EXERCISE OBJECTIVE — Retype the data below without altering anything.

## start

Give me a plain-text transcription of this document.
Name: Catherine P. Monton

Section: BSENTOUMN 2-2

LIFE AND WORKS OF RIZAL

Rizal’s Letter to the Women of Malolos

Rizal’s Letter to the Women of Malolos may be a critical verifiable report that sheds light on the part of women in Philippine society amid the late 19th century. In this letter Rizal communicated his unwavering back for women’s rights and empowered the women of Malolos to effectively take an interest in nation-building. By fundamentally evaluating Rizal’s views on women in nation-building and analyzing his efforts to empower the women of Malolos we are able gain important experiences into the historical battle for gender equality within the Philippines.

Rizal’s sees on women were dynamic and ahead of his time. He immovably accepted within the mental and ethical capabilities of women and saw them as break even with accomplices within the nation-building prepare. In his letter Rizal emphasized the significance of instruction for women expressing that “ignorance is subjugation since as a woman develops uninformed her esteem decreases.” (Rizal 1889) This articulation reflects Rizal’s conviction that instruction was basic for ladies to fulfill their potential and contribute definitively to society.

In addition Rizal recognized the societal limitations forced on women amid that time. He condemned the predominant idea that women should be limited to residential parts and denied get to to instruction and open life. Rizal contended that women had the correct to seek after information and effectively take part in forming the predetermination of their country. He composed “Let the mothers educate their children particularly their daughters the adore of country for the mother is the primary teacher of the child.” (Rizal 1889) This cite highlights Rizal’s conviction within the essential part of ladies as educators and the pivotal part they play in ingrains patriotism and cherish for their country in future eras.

## end

RESPONSE —
Give me a plain-text transcription of this document.
Name: Catherine P. Monton

Section: BSENTOUMN 2-2

LIFE AND WORKS OF RIZAL

Rizal’s Letter to the Women of Malolos

Rizal’s Letter to the Women of Malolos may be a critical verifiable report that sheds light on the part of women in Philippine society amid the late 19th century. In this letter Rizal communicated his unwavering back for women’s rights and empowered the women of Malolos to effectively take an interest in nation-building. By fundamentally evaluating Rizal’s views on women in nation-building and analyzing his efforts to empower the women of Malolos we are able gain important experiences into the historical battle for gender equality within the Philippines.

Rizal’s sees on women were dynamic and ahead of his time. He immovably accepted within the mental and ethical capabilities of women and saw them as break even with accomplices within the nation-building prepare. In his letter Rizal emphasized the significance of instruction for women expressing that “ignorance is subjugation since as a woman develops uninformed her esteem decreases.” (Rizal 1889) This articulation reflects Rizal’s conviction that instruction was basic for ladies to fulfill their potential and contribute definitively to society.

In addition Rizal recognized the societal limitations forced on women amid that time. He condemned the predominant idea that women should be limited to residential parts and denied get to to instruction and open life. Rizal contended that women had the correct to seek after information and effectively take part in forming the predetermination of their country. He composed “Let the mothers educate their children particularly their daughters the adore of country for the mother is the primary teacher of the child.” (Rizal 1889) This cite highlights Rizal’s conviction within the essential part of ladies as educators and the pivotal part they play in ingrains patriotism and cherish for their country in future eras.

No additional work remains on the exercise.